Supplied material
▬▬▬▬▬▬▬▬▬▬

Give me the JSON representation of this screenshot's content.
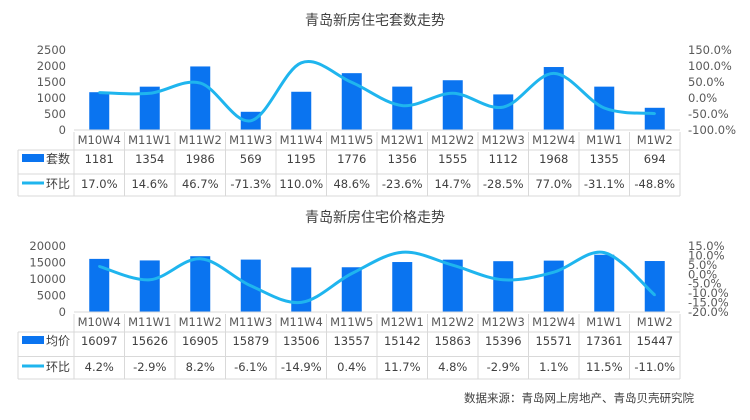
{
  "colors": {
    "bar": "#0A74F0",
    "line": "#1FB5EE",
    "axis_text": "#595959",
    "grid": "#D9D9D9",
    "title": "#404040"
  },
  "source_note": "数据来源：青岛网上房地产、青岛贝壳研究院",
  "chart_data": [
    {
      "type": "bar+line",
      "title": "青岛新房住宅套数走势",
      "categories": [
        "M10W4",
        "M11W1",
        "M11W2",
        "M11W3",
        "M11W4",
        "M11W5",
        "M12W1",
        "M12W2",
        "M12W3",
        "M12W4",
        "M1W1",
        "M1W2"
      ],
      "series": [
        {
          "name": "套数",
          "type": "bar",
          "axis": "left",
          "values": [
            1181,
            1354,
            1986,
            569,
            1195,
            1776,
            1356,
            1555,
            1112,
            1968,
            1355,
            694
          ],
          "labels": [
            "1181",
            "1354",
            "1986",
            "569",
            "1195",
            "1776",
            "1356",
            "1555",
            "1112",
            "1968",
            "1355",
            "694"
          ]
        },
        {
          "name": "环比",
          "type": "line",
          "axis": "right",
          "values": [
            17.0,
            14.6,
            46.7,
            -71.3,
            110.0,
            48.6,
            -23.6,
            14.7,
            -28.5,
            77.0,
            -31.1,
            -48.8
          ],
          "labels": [
            "17.0%",
            "14.6%",
            "46.7%",
            "-71.3%",
            "110.0%",
            "48.6%",
            "-23.6%",
            "14.7%",
            "-28.5%",
            "77.0%",
            "-31.1%",
            "-48.8%"
          ]
        }
      ],
      "ylim_left": [
        0,
        2500
      ],
      "yticks_left": [
        "2500",
        "2000",
        "1500",
        "1000",
        "500",
        "0"
      ],
      "ylim_right": [
        -100,
        150
      ],
      "yticks_right": [
        "150.0%",
        "100.0%",
        "50.0%",
        "0.0%",
        "-50.0%",
        "-100.0%"
      ]
    },
    {
      "type": "bar+line",
      "title": "青岛新房住宅价格走势",
      "categories": [
        "M10W4",
        "M11W1",
        "M11W2",
        "M11W3",
        "M11W4",
        "M11W5",
        "M12W1",
        "M12W2",
        "M12W3",
        "M12W4",
        "M1W1",
        "M1W2"
      ],
      "series": [
        {
          "name": "均价",
          "type": "bar",
          "axis": "left",
          "values": [
            16097,
            15626,
            16905,
            15879,
            13506,
            13557,
            15142,
            15863,
            15396,
            15571,
            17361,
            15447
          ],
          "labels": [
            "16097",
            "15626",
            "16905",
            "15879",
            "13506",
            "13557",
            "15142",
            "15863",
            "15396",
            "15571",
            "17361",
            "15447"
          ]
        },
        {
          "name": "环比",
          "type": "line",
          "axis": "right",
          "values": [
            4.2,
            -2.9,
            8.2,
            -6.1,
            -14.9,
            0.4,
            11.7,
            4.8,
            -2.9,
            1.1,
            11.5,
            -11.0
          ],
          "labels": [
            "4.2%",
            "-2.9%",
            "8.2%",
            "-6.1%",
            "-14.9%",
            "0.4%",
            "11.7%",
            "4.8%",
            "-2.9%",
            "1.1%",
            "11.5%",
            "-11.0%"
          ]
        }
      ],
      "ylim_left": [
        0,
        20000
      ],
      "yticks_left": [
        "20000",
        "15000",
        "10000",
        "5000",
        "0"
      ],
      "ylim_right": [
        -20,
        15
      ],
      "yticks_right": [
        "15.0%",
        "10.0%",
        "5.0%",
        "0.0%",
        "-5.0%",
        "-10.0%",
        "-15.0%",
        "-20.0%"
      ]
    }
  ]
}
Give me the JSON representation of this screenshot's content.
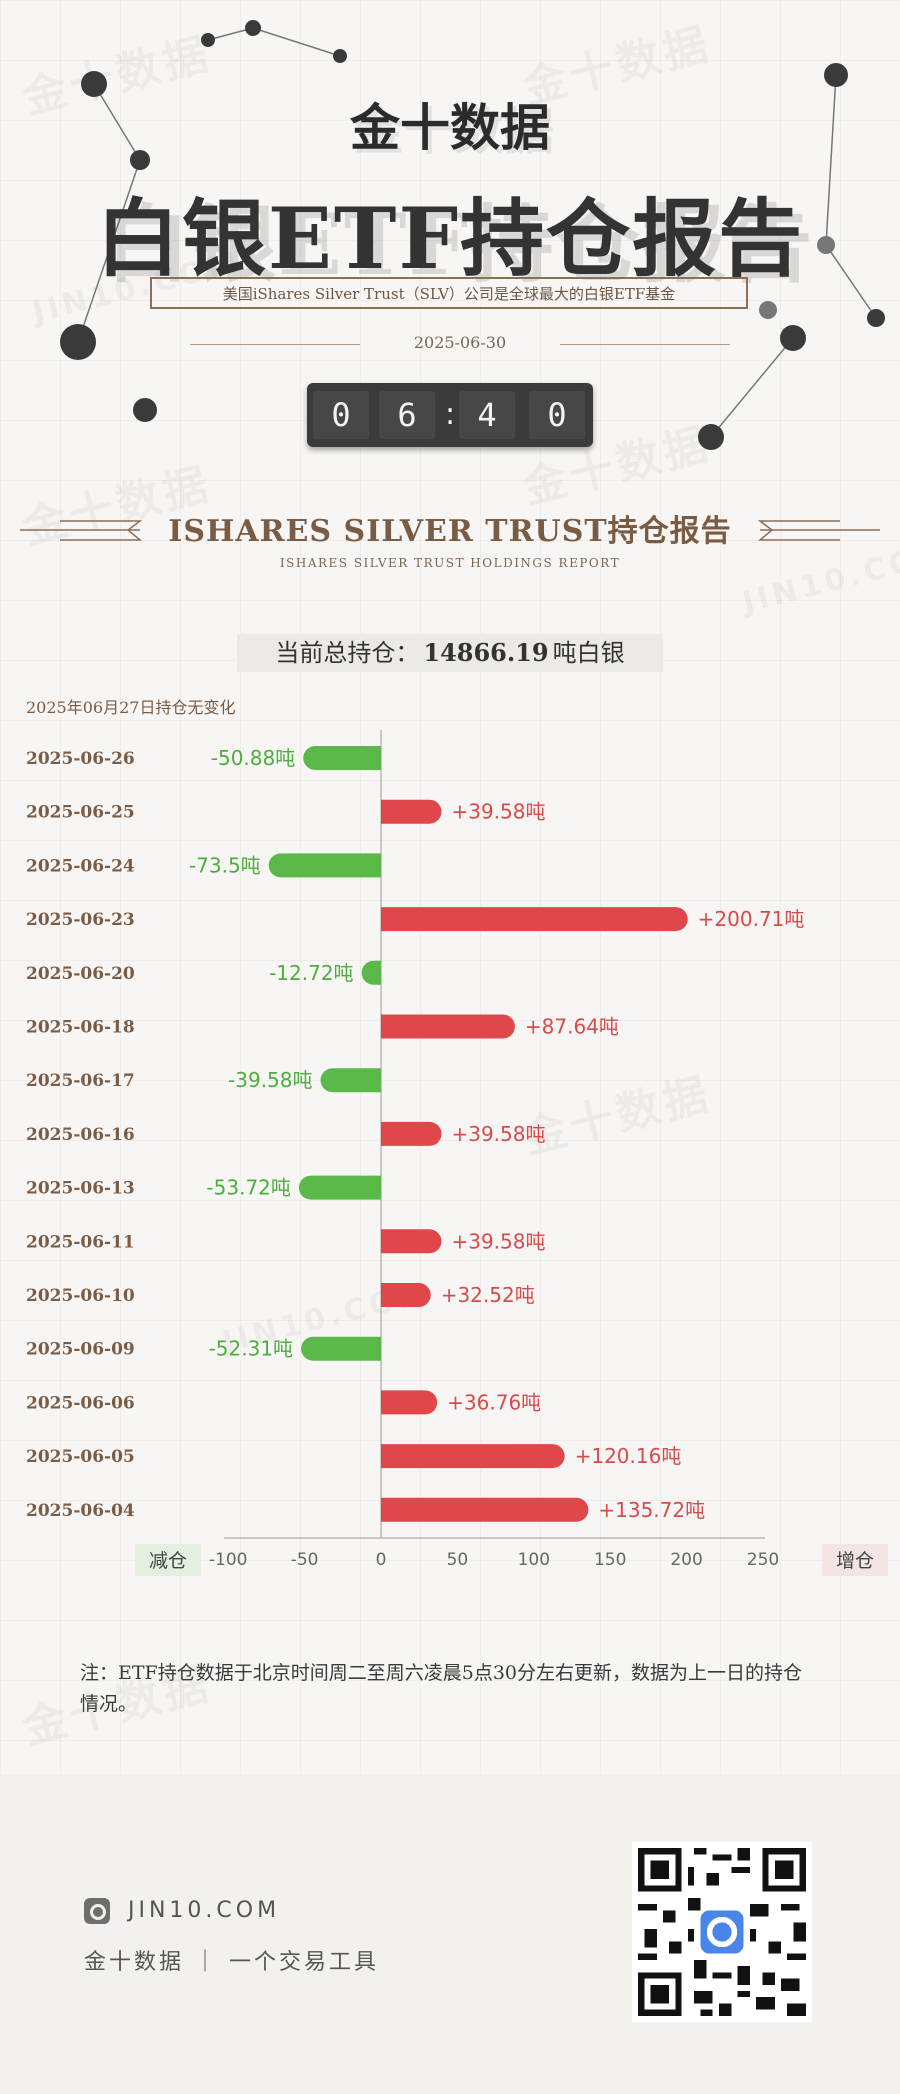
{
  "brand": "金十数据",
  "title": "白银ETF持仓报告",
  "subtitle": "美国iShares Silver Trust（SLV）公司是全球最大的白银ETF基金",
  "date": "2025-06-30",
  "clock": {
    "d1": "0",
    "d2": "6",
    "sep": ":",
    "d3": "4",
    "d4": "0"
  },
  "section": {
    "title": "ISHARES SILVER TRUST持仓报告",
    "subtitle": "ISHARES SILVER TRUST HOLDINGS REPORT"
  },
  "total": {
    "label": "当前总持仓：",
    "value": "14866.19",
    "unit": "吨白银"
  },
  "no_change_note": "2025年06月27日持仓无变化",
  "chart_data": {
    "type": "bar",
    "orientation": "horizontal",
    "categories": [
      "2025-06-26",
      "2025-06-25",
      "2025-06-24",
      "2025-06-23",
      "2025-06-20",
      "2025-06-18",
      "2025-06-17",
      "2025-06-16",
      "2025-06-13",
      "2025-06-11",
      "2025-06-10",
      "2025-06-09",
      "2025-06-06",
      "2025-06-05",
      "2025-06-04"
    ],
    "values": [
      -50.88,
      39.58,
      -73.5,
      200.71,
      -12.72,
      87.64,
      -39.58,
      39.58,
      -53.72,
      39.58,
      32.52,
      -52.31,
      36.76,
      120.16,
      135.72
    ],
    "labels": [
      "-50.88吨",
      "+39.58吨",
      "-73.5吨",
      "+200.71吨",
      "-12.72吨",
      "+87.64吨",
      "-39.58吨",
      "+39.58吨",
      "-53.72吨",
      "+39.58吨",
      "+32.52吨",
      "-52.31吨",
      "+36.76吨",
      "+120.16吨",
      "+135.72吨"
    ],
    "xlim": [
      -100,
      250
    ],
    "xticks": [
      "-100",
      "-50",
      "0",
      "50",
      "100",
      "150",
      "200",
      "250"
    ],
    "xtick_values": [
      -100,
      -50,
      0,
      50,
      100,
      150,
      200,
      250
    ],
    "left_label": "减仓",
    "right_label": "增仓",
    "colors": {
      "increase": "#e0474a",
      "decrease": "#5bb94a",
      "increase_text": "#d84b4b",
      "decrease_text": "#4caf3d",
      "date_text": "#7a5c45"
    }
  },
  "footer_note": "注：ETF持仓数据于北京时间周二至周六凌晨5点30分左右更新，数据为上一日的持仓情况。",
  "footer": {
    "site": "JIN10.COM",
    "slogan": "金十数据 ｜ 一个交易工具"
  },
  "watermarks": [
    "金十数据",
    "JIN10.COM"
  ]
}
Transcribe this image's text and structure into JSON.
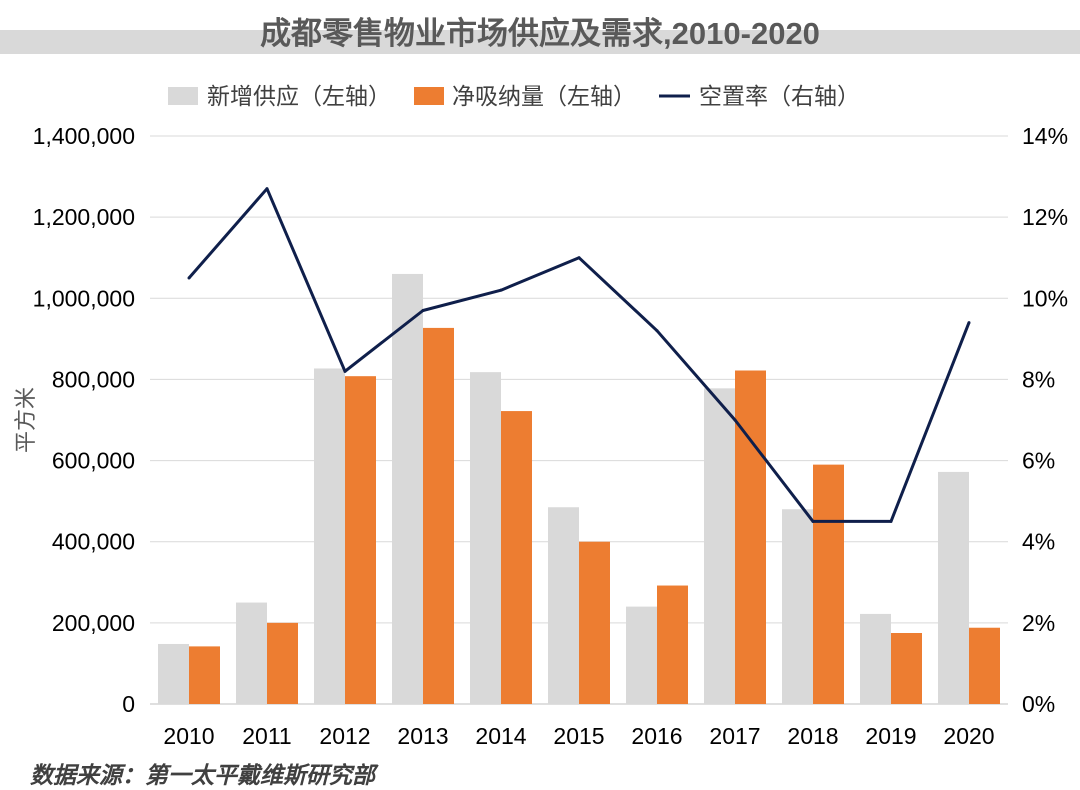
{
  "chart_data": {
    "type": "bar",
    "title": "成都零售物业市场供应及需求,2010-2020",
    "categories": [
      "2010",
      "2011",
      "2012",
      "2013",
      "2014",
      "2015",
      "2016",
      "2017",
      "2018",
      "2019",
      "2020"
    ],
    "series": [
      {
        "name": "新增供应（左轴）",
        "type": "bar",
        "axis": "left",
        "color": "#d9d9d9",
        "values": [
          148000,
          250000,
          827000,
          1060000,
          818000,
          485000,
          240000,
          778000,
          480000,
          222000,
          572000
        ]
      },
      {
        "name": "净吸纳量（左轴）",
        "type": "bar",
        "axis": "left",
        "color": "#ed7d31",
        "values": [
          142000,
          200000,
          808000,
          927000,
          722000,
          400000,
          292000,
          822000,
          590000,
          175000,
          188000
        ]
      },
      {
        "name": "空置率（右轴）",
        "type": "line",
        "axis": "right",
        "color": "#0f1f4b",
        "values": [
          10.5,
          12.7,
          8.2,
          9.7,
          10.2,
          11.0,
          9.2,
          7.0,
          4.5,
          4.5,
          9.4
        ]
      }
    ],
    "ylabel": "平方米",
    "ylim": [
      0,
      1400000
    ],
    "y_ticks": [
      "0",
      "200,000",
      "400,000",
      "600,000",
      "800,000",
      "1,000,000",
      "1,200,000",
      "1,400,000"
    ],
    "y2lim": [
      0,
      14
    ],
    "y2_ticks": [
      "0%",
      "2%",
      "4%",
      "6%",
      "8%",
      "10%",
      "12%",
      "14%"
    ],
    "legend_position": "top"
  },
  "source": "数据来源：第一太平戴维斯研究部"
}
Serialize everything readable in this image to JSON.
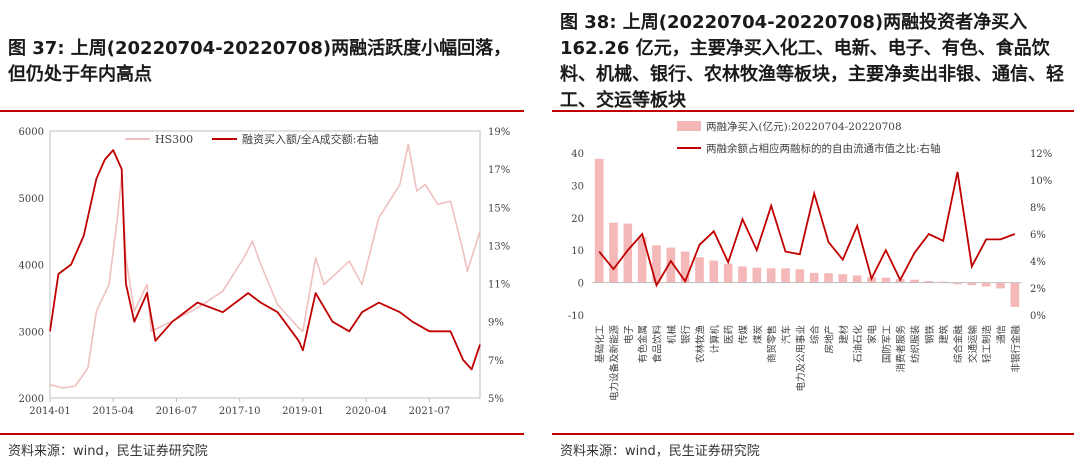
{
  "left": {
    "title": "图 37: 上周(20220704-20220708)两融活跃度小幅回落，但仍处于年内高点",
    "source": "资料来源：wind，民生证券研究院"
  },
  "right": {
    "title": "图 38: 上周(20220704-20220708)两融投资者净买入 162.26 亿元，主要净买入化工、电新、电子、有色、食品饮料、机械、银行、农林牧渔等板块，主要净卖出非银、通信、轻工、交运等板块",
    "source": "资料来源：wind，民生证券研究院"
  },
  "chart_data": [
    {
      "type": "line",
      "title": "",
      "series": [
        {
          "name": "HS300",
          "axis": "left",
          "color": "#f0c0c0",
          "points": [
            [
              "2014-01",
              2200
            ],
            [
              "2014-04",
              2150
            ],
            [
              "2014-07",
              2180
            ],
            [
              "2014-10",
              2450
            ],
            [
              "2014-12",
              3300
            ],
            [
              "2015-03",
              3700
            ],
            [
              "2015-05",
              4700
            ],
            [
              "2015-06",
              5350
            ],
            [
              "2015-07",
              4100
            ],
            [
              "2015-09",
              3300
            ],
            [
              "2015-12",
              3700
            ],
            [
              "2016-01",
              3000
            ],
            [
              "2016-06",
              3150
            ],
            [
              "2016-12",
              3350
            ],
            [
              "2017-06",
              3600
            ],
            [
              "2017-11",
              4100
            ],
            [
              "2018-01",
              4350
            ],
            [
              "2018-03",
              4000
            ],
            [
              "2018-07",
              3400
            ],
            [
              "2018-12",
              3050
            ],
            [
              "2019-01",
              3000
            ],
            [
              "2019-04",
              4100
            ],
            [
              "2019-06",
              3700
            ],
            [
              "2019-12",
              4050
            ],
            [
              "2020-03",
              3700
            ],
            [
              "2020-07",
              4700
            ],
            [
              "2020-12",
              5200
            ],
            [
              "2021-02",
              5800
            ],
            [
              "2021-04",
              5100
            ],
            [
              "2021-06",
              5200
            ],
            [
              "2021-09",
              4900
            ],
            [
              "2021-12",
              4950
            ],
            [
              "2022-03",
              4200
            ],
            [
              "2022-04",
              3900
            ],
            [
              "2022-07",
              4500
            ]
          ]
        },
        {
          "name": "融资买入额/全A成交额:右轴",
          "axis": "right",
          "color": "#c00000",
          "points": [
            [
              "2014-01",
              8.5
            ],
            [
              "2014-03",
              11.5
            ],
            [
              "2014-06",
              12.0
            ],
            [
              "2014-09",
              13.5
            ],
            [
              "2014-12",
              16.5
            ],
            [
              "2015-02",
              17.5
            ],
            [
              "2015-04",
              18.0
            ],
            [
              "2015-06",
              17.0
            ],
            [
              "2015-07",
              11.0
            ],
            [
              "2015-09",
              9.0
            ],
            [
              "2015-12",
              10.5
            ],
            [
              "2016-02",
              8.0
            ],
            [
              "2016-06",
              9.0
            ],
            [
              "2016-12",
              10.0
            ],
            [
              "2017-06",
              9.5
            ],
            [
              "2017-12",
              10.5
            ],
            [
              "2018-03",
              10.0
            ],
            [
              "2018-07",
              9.5
            ],
            [
              "2018-12",
              8.0
            ],
            [
              "2019-01",
              7.5
            ],
            [
              "2019-04",
              10.5
            ],
            [
              "2019-08",
              9.0
            ],
            [
              "2019-12",
              8.5
            ],
            [
              "2020-03",
              9.5
            ],
            [
              "2020-07",
              10.0
            ],
            [
              "2020-12",
              9.5
            ],
            [
              "2021-03",
              9.0
            ],
            [
              "2021-07",
              8.5
            ],
            [
              "2021-12",
              8.5
            ],
            [
              "2022-03",
              7.0
            ],
            [
              "2022-05",
              6.5
            ],
            [
              "2022-07",
              7.8
            ]
          ]
        }
      ],
      "x_ticks": [
        "2014-01",
        "2015-04",
        "2016-07",
        "2017-10",
        "2019-01",
        "2020-04",
        "2021-07"
      ],
      "y_left_ticks": [
        "2000",
        "3000",
        "4000",
        "5000",
        "6000"
      ],
      "y_left_range": [
        2000,
        6000
      ],
      "y_right_ticks": [
        "5%",
        "7%",
        "9%",
        "11%",
        "13%",
        "15%",
        "17%",
        "19%"
      ],
      "y_right_range": [
        5,
        19
      ]
    },
    {
      "type": "bar",
      "title": "",
      "categories": [
        "基础化工",
        "电力设备及新能源",
        "电子",
        "有色金属",
        "食品饮料",
        "机械",
        "银行",
        "农林牧渔",
        "计算机",
        "医药",
        "传媒",
        "煤炭",
        "商贸零售",
        "汽车",
        "电力及公用事业",
        "综合",
        "房地产",
        "建材",
        "石油石化",
        "家电",
        "国防军工",
        "消费者服务",
        "纺织服装",
        "钢铁",
        "建筑",
        "综合金融",
        "交通运输",
        "轻工制造",
        "通信",
        "非银行金融"
      ],
      "series": [
        {
          "name": "两融净买入(亿元):20220704-20220708",
          "axis": "left",
          "color": "#f4b8b8",
          "values": [
            38.2,
            18.5,
            18.2,
            14.0,
            11.5,
            10.8,
            9.6,
            7.8,
            6.8,
            5.8,
            5.0,
            4.6,
            4.4,
            4.4,
            4.1,
            3.0,
            2.9,
            2.6,
            2.2,
            1.7,
            1.5,
            1.1,
            0.9,
            0.5,
            0.3,
            -0.5,
            -0.8,
            -1.2,
            -1.8,
            -7.5
          ]
        },
        {
          "name": "两融余额占相应两融标的的自由流通市值之比:右轴",
          "axis": "right",
          "color": "#c00000",
          "values": [
            4.7,
            3.4,
            4.8,
            6.0,
            2.2,
            4.0,
            2.5,
            5.2,
            6.2,
            3.9,
            7.1,
            4.8,
            8.1,
            4.7,
            4.5,
            9.0,
            5.4,
            4.1,
            6.6,
            2.7,
            4.8,
            2.6,
            4.6,
            6.0,
            5.5,
            10.6,
            3.6,
            5.6,
            5.6,
            6.0
          ]
        }
      ],
      "y_left_ticks": [
        "-10",
        "0",
        "10",
        "20",
        "30",
        "40"
      ],
      "y_left_range": [
        -10,
        40
      ],
      "y_right_ticks": [
        "0%",
        "2%",
        "4%",
        "6%",
        "8%",
        "10%",
        "12%"
      ],
      "y_right_range": [
        0,
        12
      ]
    }
  ]
}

▬▬▬▬▬▬▬▬▬▬

Your objective
Identify every line where the string "食品饮料" appears.

Task response
    "title": "图 38: 上周(20220704-20220708)两融投资者净买入 162.26 亿元，主要净买入化工、电新、电子、有色、食品饮料、机械、银行、农林牧渔等板块，主要净卖出非银、通信、轻工、交运等板块",
        "食品饮料",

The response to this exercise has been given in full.